**Dataset records**

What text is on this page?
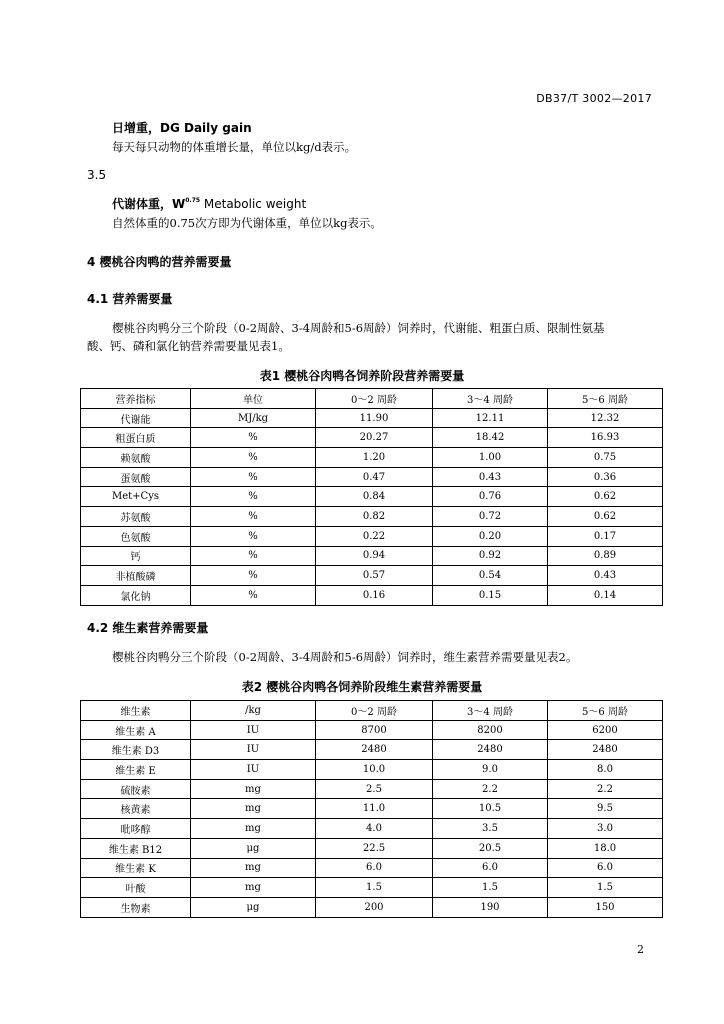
DB37/T 3002—2017
日增重，DG Daily gain
每天每只动物的体重增长量，单位以kg/d表示。
3.5
代谢体重，$W^{0.75}$ Metabolic weight
自然体重的0.75次方即为代谢体重，单位以kg表示。
4 樱桃谷肉鸭的营养需要量
4.1 营养需要量
樱桃谷肉鸭分三个阶段（0-2周龄、3-4周龄和5-6周龄）饲养时，代谢能、粗蛋白质、限制性氨基
酸、钙、磷和氯化钠营养需要量见表1。
表1 樱桃谷肉鸭各饲养阶段营养需要量
营养指标	单位	0～2 周龄	3～4 周龄	5～6 周龄
代谢能	MJ/kg	11.90	12.11	12.32
粗蛋白质	%	20.27	18.42	16.93
赖氨酸	%	1.20	1.00	0.75
蛋氨酸	%	0.47	0.43	0.36
Met+Cys	%	0.84	0.76	0.62
苏氨酸	%	0.82	0.72	0.62
色氨酸	%	0.22	0.20	0.17
钙	%	0.94	0.92	0.89
非植酸磷	%	0.57	0.54	0.43
氯化钠	%	0.16	0.15	0.14
4.2 维生素营养需要量
樱桃谷肉鸭分三个阶段（0-2周龄、3-4周龄和5-6周龄）饲养时，维生素营养需要量见表2。
表2 樱桃谷肉鸭各饲养阶段维生素营养需要量
维生素	/kg	0～2 周龄	3～4 周龄	5～6 周龄
维生素 A	IU	8700	8200	6200
维生素 D3	IU	2480	2480	2480
维生素 E	IU	10.0	9.0	8.0
硫胺素	mg	2.5	2.2	2.2
核黄素	mg	11.0	10.5	9.5
吡哆醇	mg	4.0	3.5	3.0
维生素 B12	μg	22.5	20.5	18.0
维生素 K	mg	6.0	6.0	6.0
叶酸	mg	1.5	1.5	1.5
生物素	μg	200	190	150
2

**What the task asks**
Copy, from the material, each line that holds the string "粗蛋白质".

**Output of the task**
樱桃谷肉鸭分三个阶段（0-2周龄、3-4周龄和5-6周龄）饲养时，代谢能、粗蛋白质、限制性氨基
粗蛋白质	%	20.27	18.42	16.93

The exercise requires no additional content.